▸ **Schriftelijke opdracht**:
Geef de onderstaande lijst weer als een JSON-array van strings, met één string voor elke regel. Laat lege regels weg.

Items uit een dataset
......
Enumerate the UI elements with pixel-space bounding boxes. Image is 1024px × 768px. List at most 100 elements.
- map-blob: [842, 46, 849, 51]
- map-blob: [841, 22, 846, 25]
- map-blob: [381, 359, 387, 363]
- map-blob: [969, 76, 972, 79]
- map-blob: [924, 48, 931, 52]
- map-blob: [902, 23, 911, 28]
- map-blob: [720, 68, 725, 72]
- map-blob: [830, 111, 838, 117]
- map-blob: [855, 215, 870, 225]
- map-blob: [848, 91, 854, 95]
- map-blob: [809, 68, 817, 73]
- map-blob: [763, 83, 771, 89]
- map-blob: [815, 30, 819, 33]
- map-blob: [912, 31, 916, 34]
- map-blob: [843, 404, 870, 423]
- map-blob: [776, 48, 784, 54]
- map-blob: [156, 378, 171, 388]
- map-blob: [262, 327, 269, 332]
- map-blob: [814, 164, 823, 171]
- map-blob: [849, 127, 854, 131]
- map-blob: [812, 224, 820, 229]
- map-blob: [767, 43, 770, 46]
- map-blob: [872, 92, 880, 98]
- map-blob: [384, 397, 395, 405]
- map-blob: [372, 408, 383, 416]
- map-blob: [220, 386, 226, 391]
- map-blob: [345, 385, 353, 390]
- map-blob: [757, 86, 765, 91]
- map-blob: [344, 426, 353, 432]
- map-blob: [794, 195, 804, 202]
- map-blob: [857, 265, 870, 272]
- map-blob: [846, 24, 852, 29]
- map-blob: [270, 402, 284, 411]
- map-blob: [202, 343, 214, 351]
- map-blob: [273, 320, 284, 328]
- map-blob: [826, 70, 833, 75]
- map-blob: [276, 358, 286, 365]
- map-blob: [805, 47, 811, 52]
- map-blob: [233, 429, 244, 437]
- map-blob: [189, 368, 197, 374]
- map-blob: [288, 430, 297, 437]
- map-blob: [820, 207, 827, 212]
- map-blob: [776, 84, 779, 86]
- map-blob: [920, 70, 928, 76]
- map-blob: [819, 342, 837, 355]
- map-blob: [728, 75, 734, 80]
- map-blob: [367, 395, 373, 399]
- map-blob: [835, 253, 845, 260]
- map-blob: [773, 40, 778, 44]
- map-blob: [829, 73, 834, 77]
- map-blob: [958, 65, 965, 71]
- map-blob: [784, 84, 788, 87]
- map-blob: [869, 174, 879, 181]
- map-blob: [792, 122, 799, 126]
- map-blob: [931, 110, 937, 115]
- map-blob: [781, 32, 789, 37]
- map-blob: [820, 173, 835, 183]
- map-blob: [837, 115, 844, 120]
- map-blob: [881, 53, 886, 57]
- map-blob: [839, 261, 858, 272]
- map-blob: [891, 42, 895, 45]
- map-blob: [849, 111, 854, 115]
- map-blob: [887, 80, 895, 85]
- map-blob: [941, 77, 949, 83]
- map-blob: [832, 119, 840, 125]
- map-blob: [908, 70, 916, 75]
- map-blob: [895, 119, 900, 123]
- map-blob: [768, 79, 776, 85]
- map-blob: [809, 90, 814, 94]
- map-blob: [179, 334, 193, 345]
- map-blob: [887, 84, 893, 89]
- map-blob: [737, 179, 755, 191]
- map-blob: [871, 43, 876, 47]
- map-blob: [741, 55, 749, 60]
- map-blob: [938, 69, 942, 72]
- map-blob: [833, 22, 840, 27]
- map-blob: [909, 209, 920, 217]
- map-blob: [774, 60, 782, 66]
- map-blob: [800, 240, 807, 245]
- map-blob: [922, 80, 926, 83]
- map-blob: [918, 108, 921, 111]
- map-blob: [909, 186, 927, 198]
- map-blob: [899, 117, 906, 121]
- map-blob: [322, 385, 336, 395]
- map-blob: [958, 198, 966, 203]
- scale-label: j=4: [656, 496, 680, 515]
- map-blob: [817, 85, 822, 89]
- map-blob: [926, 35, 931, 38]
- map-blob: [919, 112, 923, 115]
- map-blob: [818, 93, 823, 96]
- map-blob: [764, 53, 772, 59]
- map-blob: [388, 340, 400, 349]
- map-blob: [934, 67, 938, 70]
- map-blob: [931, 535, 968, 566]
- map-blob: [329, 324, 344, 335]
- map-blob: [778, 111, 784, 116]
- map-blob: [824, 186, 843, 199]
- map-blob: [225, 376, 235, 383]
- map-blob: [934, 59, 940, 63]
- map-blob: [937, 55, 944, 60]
......
▸ **Schriftelijk antwoord**:
[
  "Enumerate the UI elements with pixel-space bounding boxes. Image is 1024px × 768px. List at most 100 elements.",
  "- map-blob: [842, 46, 849, 51]",
  "- map-blob: [841, 22, 846, 25]",
  "- map-blob: [381, 359, 387, 363]",
  "- map-blob: [969, 76, 972, 79]",
  "- map-blob: [924, 48, 931, 52]",
  "- map-blob: [902, 23, 911, 28]",
  "- map-blob: [720, 68, 725, 72]",
  "- map-blob: [830, 111, 838, 117]",
  "- map-blob: [855, 215, 870, 225]",
  "- map-blob: [848, 91, 854, 95]",
  "- map-blob: [809, 68, 817, 73]",
  "- map-blob: [763, 83, 771, 89]",
  "- map-blob: [815, 30, 819, 33]",
  "- map-blob: [912, 31, 916, 34]",
  "- map-blob: [843, 404, 870, 423]",
  "- map-blob: [776, 48, 784, 54]",
  "- map-blob: [156, 378, 171, 388]",
  "- map-blob: [262, 327, 269, 332]",
  "- map-blob: [814, 164, 823, 171]",
  "- map-blob: [849, 127, 854, 131]",
  "- map-blob: [812, 224, 820, 229]",
  "- map-blob: [767, 43, 770, 46]",
  "- map-blob: [872, 92, 880, 98]",
  "- map-blob: [384, 397, 395, 405]",
  "- map-blob: [372, 408, 383, 416]",
  "- map-blob: [220, 386, 226, 391]",
  "- map-blob: [345, 385, 353, 390]",
  "- map-blob: [757, 86, 765, 91]",
  "- map-blob: [344, 426, 353, 432]",
  "- map-blob: [794, 195, 804, 202]",
  "- map-blob: [857, 265, 870, 272]",
  "- map-blob: [846, 24, 852, 29]",
  "- map-blob: [270, 402, 284, 411]",
  "- map-blob: [202, 343, 214, 351]",
  "- map-blob: [273, 320, 284, 328]",
  "- map-blob: [826, 70, 833, 75]",
  "- map-blob: [276, 358, 286, 365]",
  "- map-blob: [805, 47, 811, 52]",
  "- map-blob: [233, 429, 244, 437]",
  "- map-blob: [189, 368, 197, 374]",
  "- map-blob: [288, 430, 297, 437]",
  "- map-blob: [820, 207, 827, 212]",
  "- map-blob: [776, 84, 779, 86]",
  "- map-blob: [920, 70, 928, 76]",
  "- map-blob: [819, 342, 837, 355]",
  "- map-blob: [728, 75, 734, 80]",
  "- map-blob: [367, 395, 373, 399]",
  "- map-blob: [835, 253, 845, 260]",
  "- map-blob: [773, 40, 778, 44]",
  "- map-blob: [829, 73, 834, 77]",
  "- map-blob: [958, 65, 965, 71]",
  "- map-blob: [784, 84, 788, 87]",
  "- map-blob: [869, 174, 879, 181]",
  "- map-blob: [792, 122, 799, 126]",
  "- map-blob: [931, 110, 937, 115]",
  "- map-blob: [781, 32, 789, 37]",
  "- map-blob: [820, 173, 835, 183]",
  "- map-blob: [837, 115, 844, 120]",
  "- map-blob: [881, 53, 886, 57]",
  "- map-blob: [839, 261, 858, 272]",
  "- map-blob: [891, 42, 895, 45]",
  "- map-blob: [849, 111, 854, 115]",
  "- map-blob: [887, 80, 895, 85]",
  "- map-blob: [941, 77, 949, 83]",
  "- map-blob: [832, 119, 840, 125]",
  "- map-blob: [908, 70, 916, 75]",
  "- map-blob: [895, 119, 900, 123]",
  "- map-blob: [768, 79, 776, 85]",
  "- map-blob: [809, 90, 814, 94]",
  "- map-blob: [179, 334, 193, 345]",
  "- map-blob: [887, 84, 893, 89]",
  "- map-blob: [737, 179, 755, 191]",
  "- map-blob: [871, 43, 876, 47]",
  "- map-blob: [741, 55, 749, 60]",
  "- map-blob: [938, 69, 942, 72]",
  "- map-blob: [833, 22, 840, 27]",
  "- map-blob: [909, 209, 920, 217]",
  "- map-blob: [774, 60, 782, 66]",
  "- map-blob: [800, 240, 807, 245]",
  "- map-blob: [922, 80, 926, 83]",
  "- map-blob: [918, 108, 921, 111]",
  "- map-blob: [909, 186, 927, 198]",
  "- map-blob: [899, 117, 906, 121]",
  "- map-blob: [322, 385, 336, 395]",
  "- map-blob: [958, 198, 966, 203]",
  "- scale-label: j=4: [656, 496, 680, 515]",
  "- map-blob: [817, 85, 822, 89]",
  "- map-blob: [926, 35, 931, 38]",
  "- map-blob: [919, 112, 923, 115]",
  "- map-blob: [818, 93, 823, 96]",
  "- map-blob: [764, 53, 772, 59]",
  "- map-blob: [388, 340, 400, 349]",
  "- map-blob: [934, 67, 938, 70]",
  "- map-blob: [931, 535, 968, 566]",
  "- map-blob: [329, 324, 344, 335]",
  "- map-blob: [778, 111, 784, 116]",
  "- map-blob: [824, 186, 843, 199]",
  "- map-blob: [225, 376, 235, 383]",
  "- map-blob: [934, 59, 940, 63]",
  "- map-blob: [937, 55, 944, 60]"
]